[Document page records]
=====

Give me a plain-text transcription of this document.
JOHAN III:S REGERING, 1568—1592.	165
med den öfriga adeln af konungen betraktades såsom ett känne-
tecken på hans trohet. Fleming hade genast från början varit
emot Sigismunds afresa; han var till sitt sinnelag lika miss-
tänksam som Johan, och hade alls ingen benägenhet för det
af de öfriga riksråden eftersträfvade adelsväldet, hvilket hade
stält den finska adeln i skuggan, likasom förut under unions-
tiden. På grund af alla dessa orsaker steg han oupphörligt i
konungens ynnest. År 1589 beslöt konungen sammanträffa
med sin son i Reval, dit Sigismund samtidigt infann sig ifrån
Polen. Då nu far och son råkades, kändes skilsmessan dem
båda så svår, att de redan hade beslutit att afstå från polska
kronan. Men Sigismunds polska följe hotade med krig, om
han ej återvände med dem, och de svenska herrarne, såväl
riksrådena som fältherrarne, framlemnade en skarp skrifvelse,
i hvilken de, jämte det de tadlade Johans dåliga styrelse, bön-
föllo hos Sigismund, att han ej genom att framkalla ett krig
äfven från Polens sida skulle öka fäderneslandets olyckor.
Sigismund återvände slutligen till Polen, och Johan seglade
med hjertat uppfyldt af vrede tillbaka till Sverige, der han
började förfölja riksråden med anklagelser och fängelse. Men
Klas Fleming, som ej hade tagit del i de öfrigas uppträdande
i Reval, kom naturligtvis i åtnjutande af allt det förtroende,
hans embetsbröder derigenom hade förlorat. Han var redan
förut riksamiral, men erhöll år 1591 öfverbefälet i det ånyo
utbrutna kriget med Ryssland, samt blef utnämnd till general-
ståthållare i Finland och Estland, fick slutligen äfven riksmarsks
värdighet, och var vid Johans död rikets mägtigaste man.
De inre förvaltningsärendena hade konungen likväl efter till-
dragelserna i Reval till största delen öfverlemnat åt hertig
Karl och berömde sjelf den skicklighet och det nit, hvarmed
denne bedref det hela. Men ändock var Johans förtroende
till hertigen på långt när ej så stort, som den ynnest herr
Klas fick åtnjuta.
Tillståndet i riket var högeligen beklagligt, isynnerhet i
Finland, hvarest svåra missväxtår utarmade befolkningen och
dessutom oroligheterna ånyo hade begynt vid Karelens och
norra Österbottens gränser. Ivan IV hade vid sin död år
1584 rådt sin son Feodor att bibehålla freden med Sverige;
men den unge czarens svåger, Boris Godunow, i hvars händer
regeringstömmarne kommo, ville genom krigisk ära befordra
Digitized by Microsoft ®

=====

What is expected
Please return the data above exactly as given.

Expected output
Give me a plain-text transcription of this document.
JOHAN III:S REGERING, 1568—1592.	165
med den öfriga adeln af konungen betraktades såsom ett känne-
tecken på hans trohet. Fleming hade genast från början varit
emot Sigismunds afresa; han var till sitt sinnelag lika miss-
tänksam som Johan, och hade alls ingen benägenhet för det
af de öfriga riksråden eftersträfvade adelsväldet, hvilket hade
stält den finska adeln i skuggan, likasom förut under unions-
tiden. På grund af alla dessa orsaker steg han oupphörligt i
konungens ynnest. År 1589 beslöt konungen sammanträffa
med sin son i Reval, dit Sigismund samtidigt infann sig ifrån
Polen. Då nu far och son råkades, kändes skilsmessan dem
båda så svår, att de redan hade beslutit att afstå från polska
kronan. Men Sigismunds polska följe hotade med krig, om
han ej återvände med dem, och de svenska herrarne, såväl
riksrådena som fältherrarne, framlemnade en skarp skrifvelse,
i hvilken de, jämte det de tadlade Johans dåliga styrelse, bön-
föllo hos Sigismund, att han ej genom att framkalla ett krig
äfven från Polens sida skulle öka fäderneslandets olyckor.
Sigismund återvände slutligen till Polen, och Johan seglade
med hjertat uppfyldt af vrede tillbaka till Sverige, der han
började förfölja riksråden med anklagelser och fängelse. Men
Klas Fleming, som ej hade tagit del i de öfrigas uppträdande
i Reval, kom naturligtvis i åtnjutande af allt det förtroende,
hans embetsbröder derigenom hade förlorat. Han var redan
förut riksamiral, men erhöll år 1591 öfverbefälet i det ånyo
utbrutna kriget med Ryssland, samt blef utnämnd till general-
ståthållare i Finland och Estland, fick slutligen äfven riksmarsks
värdighet, och var vid Johans död rikets mägtigaste man.
De inre förvaltningsärendena hade konungen likväl efter till-
dragelserna i Reval till största delen öfverlemnat åt hertig
Karl och berömde sjelf den skicklighet och det nit, hvarmed
denne bedref det hela. Men ändock var Johans förtroende
till hertigen på långt när ej så stort, som den ynnest herr
Klas fick åtnjuta.
Tillståndet i riket var högeligen beklagligt, isynnerhet i
Finland, hvarest svåra missväxtår utarmade befolkningen och
dessutom oroligheterna ånyo hade begynt vid Karelens och
norra Österbottens gränser. Ivan IV hade vid sin död år
1584 rådt sin son Feodor att bibehålla freden med Sverige;
men den unge czarens svåger, Boris Godunow, i hvars händer
regeringstömmarne kommo, ville genom krigisk ära befordra
Digitized by Microsoft ®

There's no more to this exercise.